----- Entries shown -----

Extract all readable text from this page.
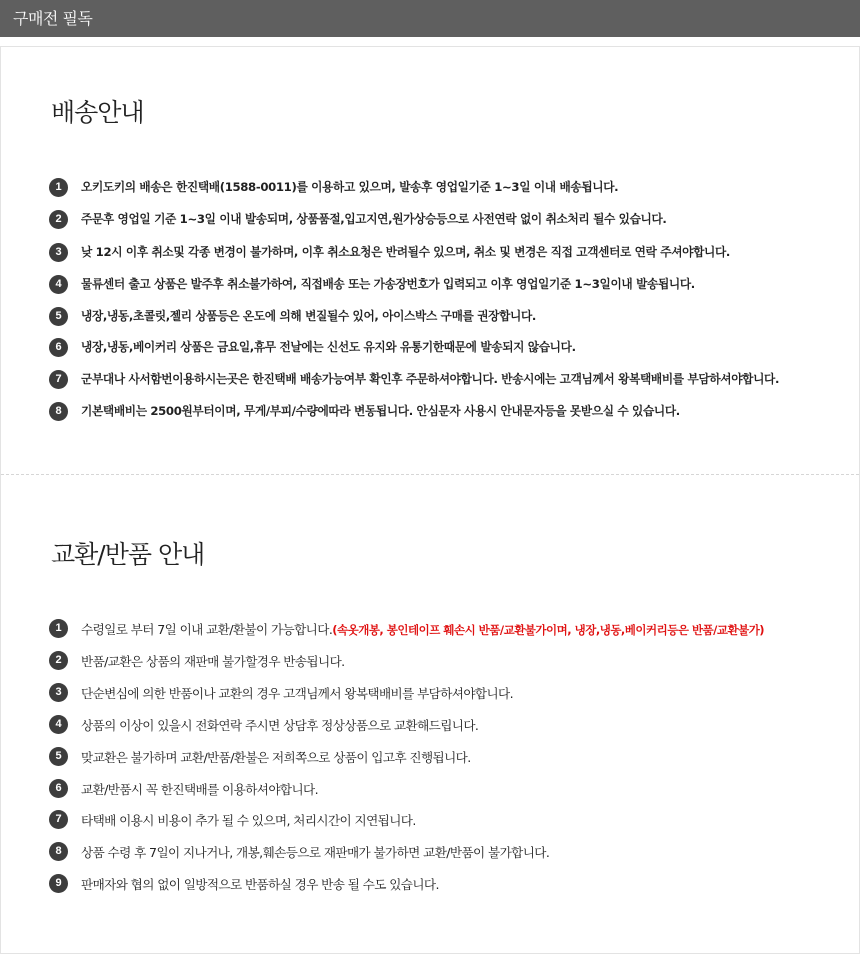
구매전 필독
배송안내
1	오키도키의 배송은 한진택배(1588-0011)를 이용하고 있으며, 발송후 영업일기준 1~3일 이내 배송됩니다.
2	주문후 영업일 기준 1~3일 이내 발송되며, 상품품절,입고지연,원가상승등으로 사전연락 없이 취소처리 될수 있습니다.
3	낮 12시 이후 취소및 각종 변경이 불가하며, 이후 취소요청은 반려될수 있으며, 취소 및 변경은 직접 고객센터로 연락 주셔야합니다.
4	물류센터 출고 상품은 발주후 취소불가하여, 직접배송 또는 가송장번호가 입력되고 이후 영업일기준 1~3일이내 발송됩니다.
5	냉장,냉동,초콜릿,젤리 상품등은 온도에 의해 변질될수 있어, 아이스박스 구매를 권장합니다.
6	냉장,냉동,베이커리 상품은 금요일,휴무 전날에는 신선도 유지와 유통기한때문에 발송되지 않습니다.
7	군부대나 사서함번이용하시는곳은 한진택배 배송가능여부 확인후 주문하셔야합니다. 반송시에는 고객님께서 왕복택배비를 부담하셔야합니다.
8	기본택배비는 2500원부터이며, 무게/부피/수량에따라 변동됩니다. 안심문자 사용시 안내문자등을 못받으실 수 있습니다.
교환/반품 안내
1	수령일로 부터 7일 이내 교환/환불이 가능합니다.(속옷개봉, 봉인테이프 훼손시 반품/교환불가이며, 냉장,냉동,베이커리등은 반품/교환불가)
2	반품/교환은 상품의 재판매 불가할경우 반송됩니다.
3	단순변심에 의한 반품이나 교환의 경우 고객님께서 왕복택배비를 부담하셔야합니다.
4	상품의 이상이 있을시 전화연락 주시면 상담후 정상상품으로 교환해드립니다.
5	맞교환은 불가하며 교환/반품/환불은 저희쪽으로 상품이 입고후 진행됩니다.
6	교환/반품시 꼭 한진택배를 이용하셔야합니다.
7	타택배 이용시 비용이 추가 될 수 있으며, 처리시간이 지연됩니다.
8	상품 수령 후 7일이 지나거나, 개봉,훼손등으로 재판매가 불가하면 교환/반품이 불가합니다.
9	판매자와 협의 없이 일방적으로 반품하실 경우 반송 될 수도 있습니다.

-----

**Instructions to follow**
Select and copy each line from the data that includes the word "왕복택배비를".

**The solution**
7	군부대나 사서함번이용하시는곳은 한진택배 배송가능여부 확인후 주문하셔야합니다. 반송시에는 고객님께서 왕복택배비를 부담하셔야합니다.
3	단순변심에 의한 반품이나 교환의 경우 고객님께서 왕복택배비를 부담하셔야합니다.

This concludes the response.